— WHAT IS EXPECTED —
Each entry below must be repeated exactly, with pictures left out.

— RECORDED INFORMATION —
*-*-*

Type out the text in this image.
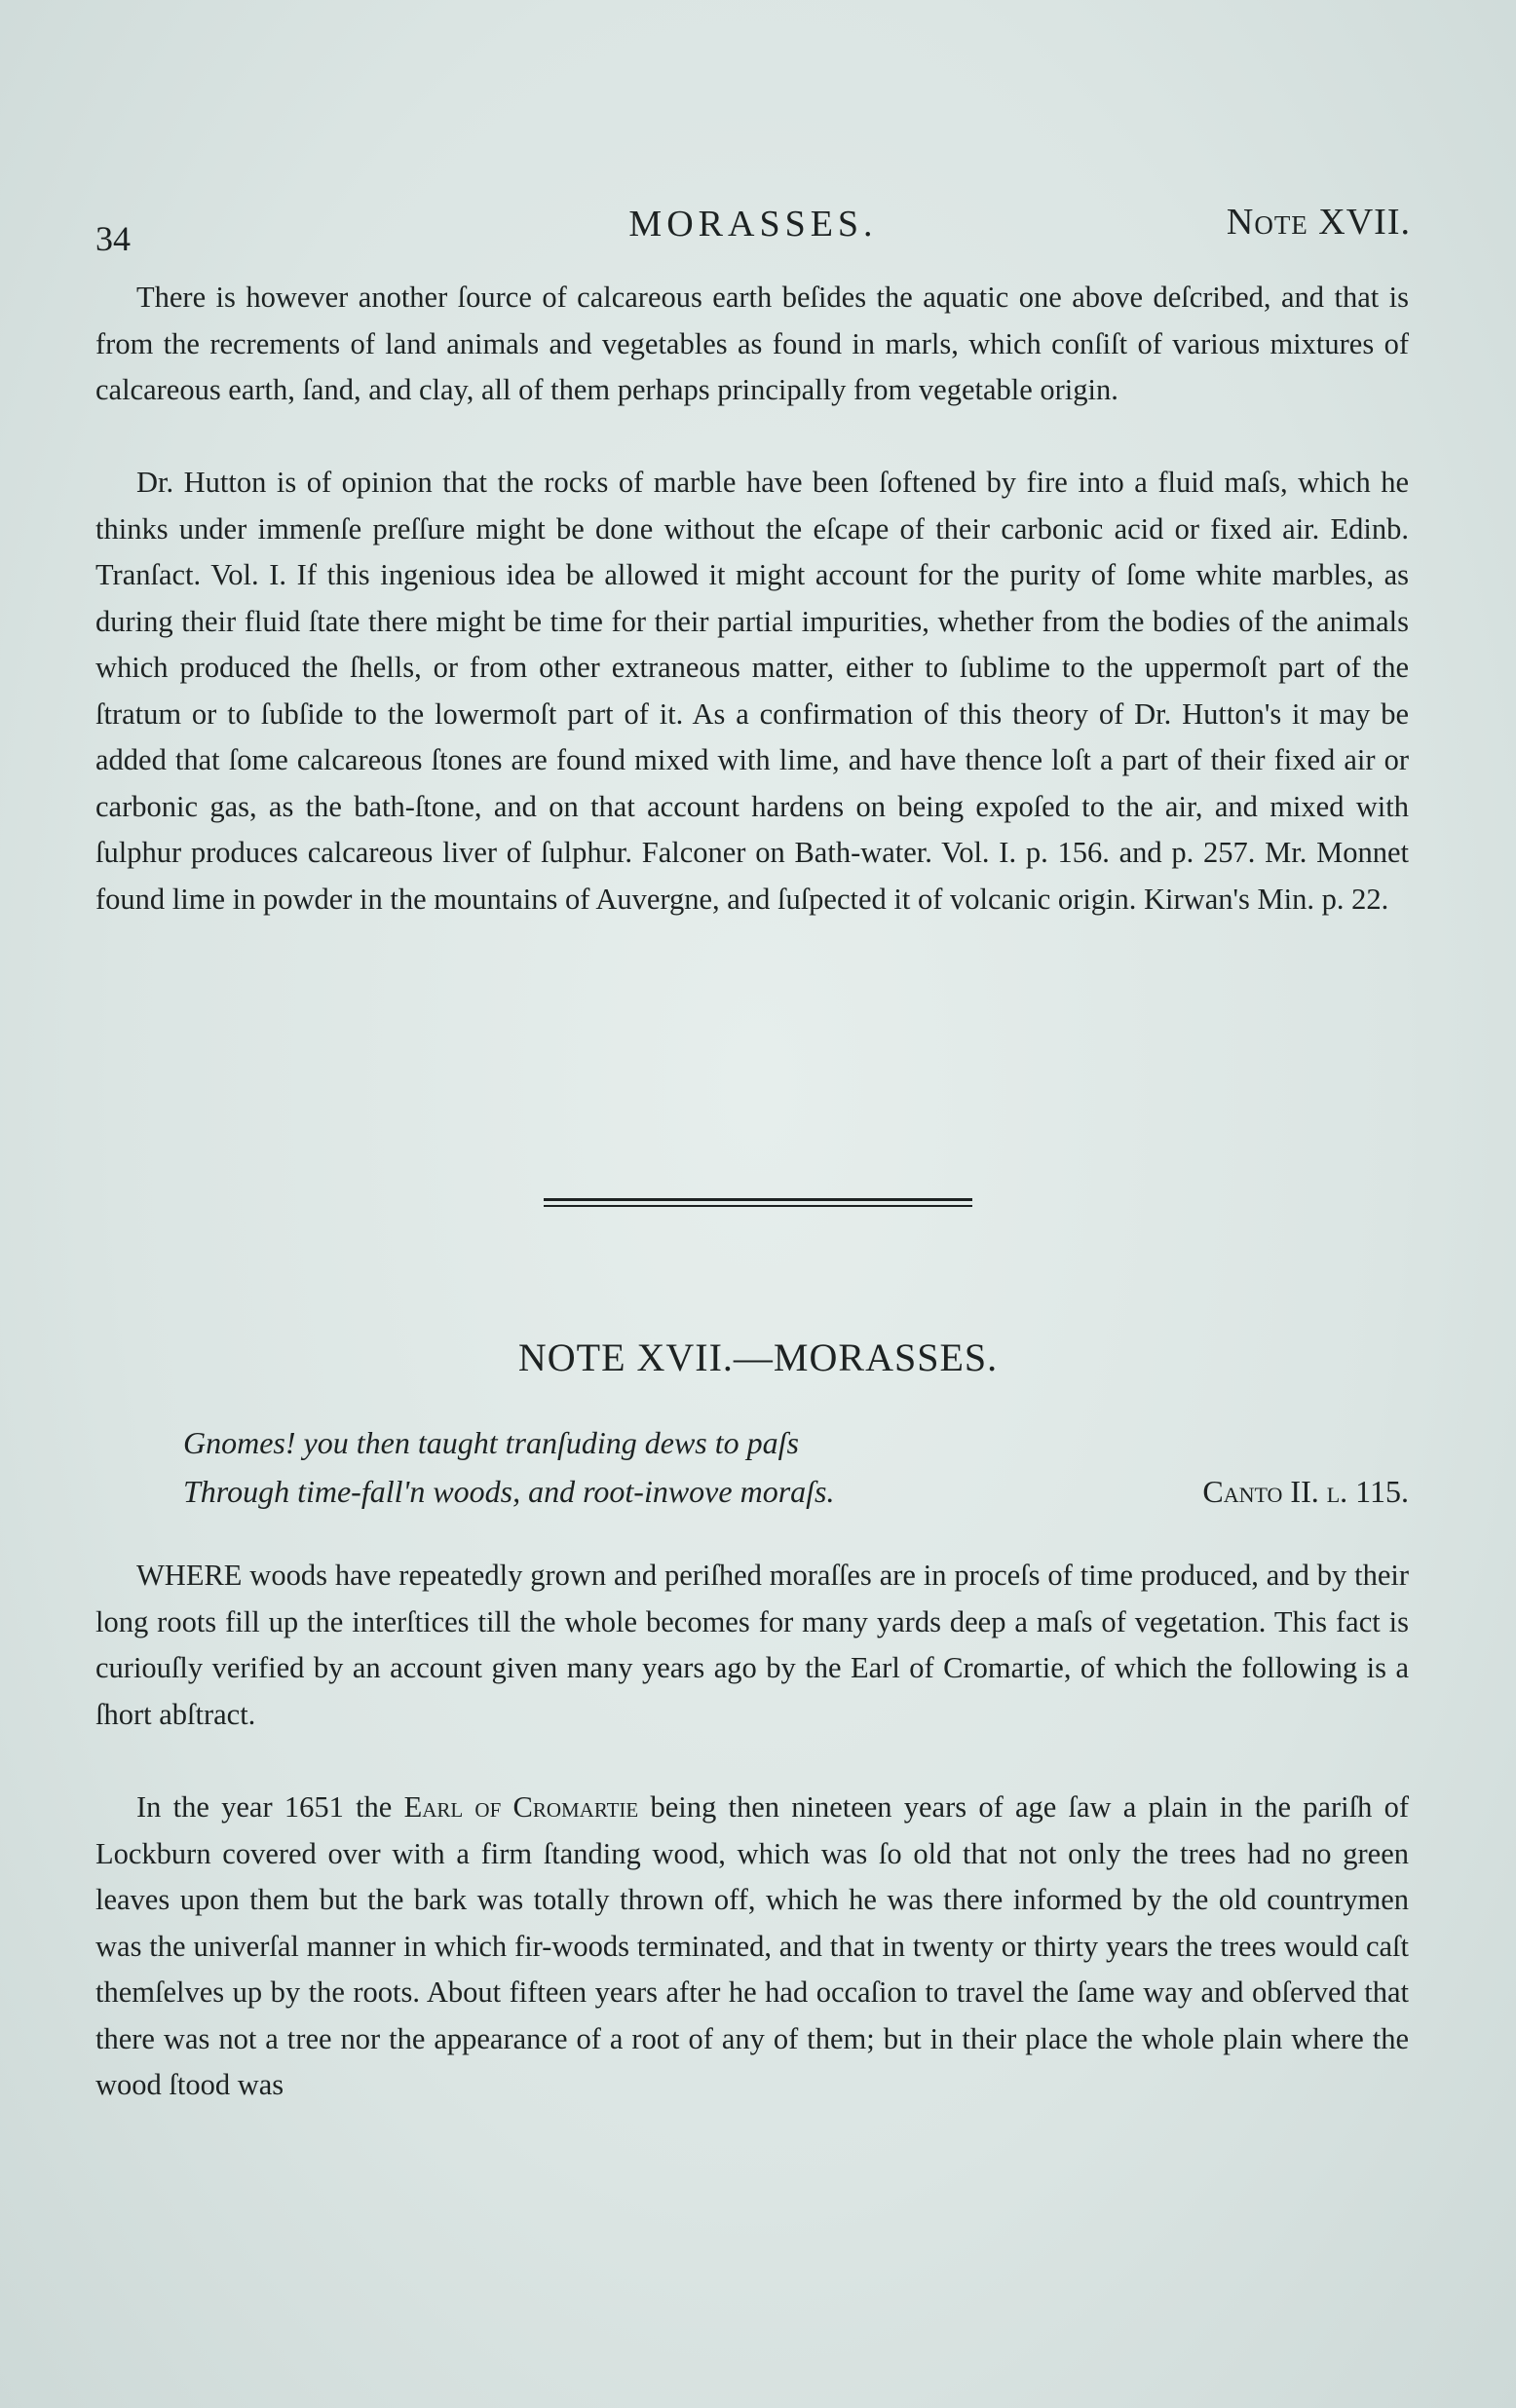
34	MORASSES.	Note XVII.

There is however another ſource of calcareous earth beſides the aquatic one above deſcribed, and that is from the recrements of land animals and vegetables as found in marls, which conſiſt of various mixtures of calcareous earth, ſand, and clay, all of them perhaps principally from vegetable origin.

Dr. Hutton is of opinion that the rocks of marble have been ſoftened by fire into a fluid maſs, which he thinks under immenſe preſſure might be done without the eſcape of their carbonic acid or fixed air. Edinb. Tranſact. Vol. I. If this ingenious idea be allowed it might account for the purity of ſome white marbles, as during their fluid ſtate there might be time for their partial impurities, whether from the bodies of the animals which produced the ſhells, or from other extraneous matter, either to ſublime to the uppermoſt part of the ſtratum or to ſubſide to the lowermoſt part of it. As a confirmation of this theory of Dr. Hutton's it may be added that ſome calcareous ſtones are found mixed with lime, and have thence loſt a part of their fixed air or carbonic gas, as the bath-ſtone, and on that account hardens on being expoſed to the air, and mixed with ſulphur produces calcareous liver of ſulphur. Falconer on Bath-water. Vol. I. p. 156. and p. 257. Mr. Monnet found lime in powder in the mountains of Auvergne, and ſuſpected it of volcanic origin. Kirwan's Min. p. 22.

NOTE XVII.—MORASSES.
Gnomes! you then taught tranſuding dews to paſs
Through time-fall'n woods, and root-inwove moraſs.	Canto II. l. 115.

WHERE woods have repeatedly grown and periſhed moraſſes are in proceſs of time produced, and by their long roots fill up the interſtices till the whole becomes for many yards deep a maſs of vegetation. This fact is curiouſly verified by an account given many years ago by the Earl of Cromartie, of which the following is a ſhort abſtract.

In the year 1651 the Earl of Cromartie being then nineteen years of age ſaw a plain in the pariſh of Lockburn covered over with a firm ſtanding wood, which was ſo old that not only the trees had no green leaves upon them but the bark was totally thrown off, which he was there informed by the old countrymen was the univerſal manner in which fir-woods terminated, and that in twenty or thirty years the trees would caſt themſelves up by the roots. About fifteen years after he had occaſion to travel the ſame way and obſerved that there was not a tree nor the appearance of a root of any of them; but in their place the whole plain where the wood ſtood was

*-*-*

— FULL OUTPUT —
Type out the text in this image.
34	MORASSES.	Note XVII.

There is however another ſource of calcareous earth beſides the aquatic one above deſcribed, and that is from the recrements of land animals and vegetables as found in marls, which conſiſt of various mixtures of calcareous earth, ſand, and clay, all of them perhaps principally from vegetable origin.

Dr. Hutton is of opinion that the rocks of marble have been ſoftened by fire into a fluid maſs, which he thinks under immenſe preſſure might be done without the eſcape of their carbonic acid or fixed air. Edinb. Tranſact. Vol. I. If this ingenious idea be allowed it might account for the purity of ſome white marbles, as during their fluid ſtate there might be time for their partial impurities, whether from the bodies of the animals which produced the ſhells, or from other extraneous matter, either to ſublime to the uppermoſt part of the ſtratum or to ſubſide to the lowermoſt part of it. As a confirmation of this theory of Dr. Hutton's it may be added that ſome calcareous ſtones are found mixed with lime, and have thence loſt a part of their fixed air or carbonic gas, as the bath-ſtone, and on that account hardens on being expoſed to the air, and mixed with ſulphur produces calcareous liver of ſulphur. Falconer on Bath-water. Vol. I. p. 156. and p. 257. Mr. Monnet found lime in powder in the mountains of Auvergne, and ſuſpected it of volcanic origin. Kirwan's Min. p. 22.

NOTE XVII.—MORASSES.
Gnomes! you then taught tranſuding dews to paſs
Through time-fall'n woods, and root-inwove moraſs.	Canto II. l. 115.

WHERE woods have repeatedly grown and periſhed moraſſes are in proceſs of time produced, and by their long roots fill up the interſtices till the whole becomes for many yards deep a maſs of vegetation. This fact is curiouſly verified by an account given many years ago by the Earl of Cromartie, of which the following is a ſhort abſtract.

In the year 1651 the Earl of Cromartie being then nineteen years of age ſaw a plain in the pariſh of Lockburn covered over with a firm ſtanding wood, which was ſo old that not only the trees had no green leaves upon them but the bark was totally thrown off, which he was there informed by the old countrymen was the univerſal manner in which fir-woods terminated, and that in twenty or thirty years the trees would caſt themſelves up by the roots. About fifteen years after he had occaſion to travel the ſame way and obſerved that there was not a tree nor the appearance of a root of any of them; but in their place the whole plain where the wood ſtood was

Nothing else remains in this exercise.